┌──

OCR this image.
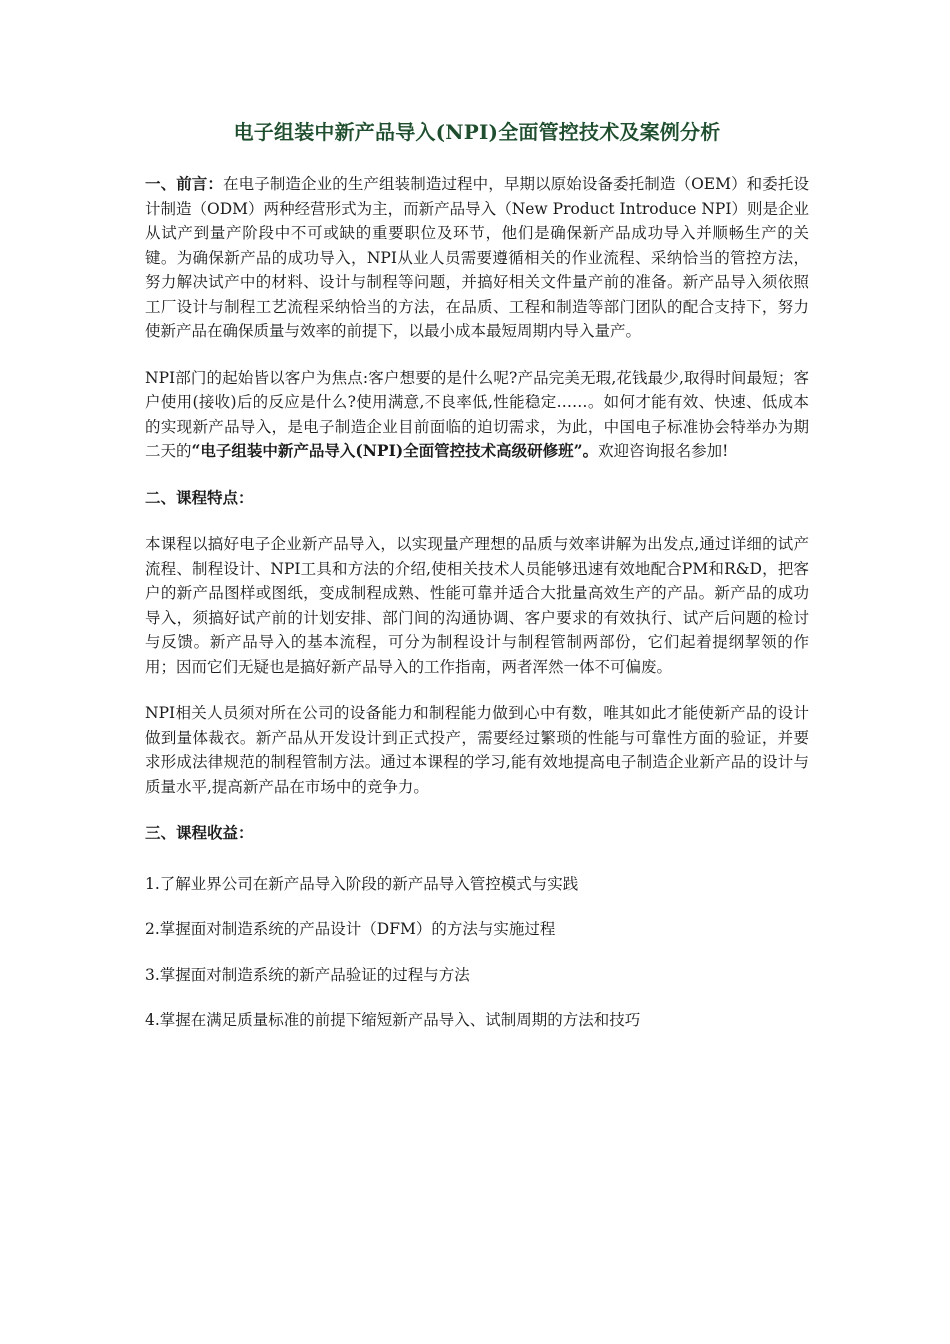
电子组装中新产品导入(NPI)全面管控技术及案例分析

一、前言：在电子制造企业的生产组装制造过程中，早期以原始设备委托制造（OEM）和委托设计制造（ODM）两种经营形式为主，而新产品导入（New Product Introduce NPI）则是企业从试产到量产阶段中不可或缺的重要职位及环节，他们是确保新产品成功导入并顺畅生产的关键。为确保新产品的成功导入，NPI从业人员需要遵循相关的作业流程、采纳恰当的管控方法，努力解决试产中的材料、设计与制程等问题，并搞好相关文件量产前的准备。新产品导入须依照工厂设计与制程工艺流程采纳恰当的方法，在品质、工程和制造等部门团队的配合支持下，努力使新产品在确保质量与效率的前提下，以最小成本最短周期内导入量产。

NPI部门的起始皆以客户为焦点:客户想要的是什么呢?产品完美无瑕,花钱最少,取得时间最短；客户使用(接收)后的反应是什么?使用满意,不良率低,性能稳定……。如何才能有效、快速、低成本的实现新产品导入，是电子制造企业目前面临的迫切需求，为此，中国电子标准协会特举办为期二天的“电子组装中新产品导入(NPI)全面管控技术高级研修班”。欢迎咨询报名参加!

二、课程特点：

本课程以搞好电子企业新产品导入，以实现量产理想的品质与效率讲解为出发点,通过详细的试产流程、制程设计、NPI工具和方法的介绍,使相关技术人员能够迅速有效地配合PM和R&D，把客户的新产品图样或图纸，变成制程成熟、性能可靠并适合大批量高效生产的产品。新产品的成功导入，须搞好试产前的计划安排、部门间的沟通协调、客户要求的有效执行、试产后问题的检讨与反馈。新产品导入的基本流程，可分为制程设计与制程管制两部份，它们起着提纲挈领的作用；因而它们无疑也是搞好新产品导入的工作指南，两者浑然一体不可偏废。

NPI相关人员须对所在公司的设备能力和制程能力做到心中有数，唯其如此才能使新产品的设计做到量体裁衣。新产品从开发设计到正式投产，需要经过繁琐的性能与可靠性方面的验证，并要求形成法律规范的制程管制方法。通过本课程的学习,能有效地提高电子制造企业新产品的设计与质量水平,提高新产品在市场中的竞争力。

三、课程收益：

1.了解业界公司在新产品导入阶段的新产品导入管控模式与实践

2.掌握面对制造系统的产品设计（DFM）的方法与实施过程

3.掌握面对制造系统的新产品验证的过程与方法

4.掌握在满足质量标准的前提下缩短新产品导入、试制周期的方法和技巧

└──

Scan the material above. Copy each line where "电子组装中新产品导入" occurs.

THE ANSWER:
电子组装中新产品导入(NPI)全面管控技术及案例分析
NPI部门的起始皆以客户为焦点:客户想要的是什么呢?产品完美无瑕,花钱最少,取得时间最短；客户使用(接收)后的反应是什么?使用满意,不良率低,性能稳定……。如何才能有效、快速、低成本的实现新产品导入，是电子制造企业目前面临的迫切需求，为此，中国电子标准协会特举办为期二天的“电子组装中新产品导入(NPI)全面管控技术高级研修班”。欢迎咨询报名参加!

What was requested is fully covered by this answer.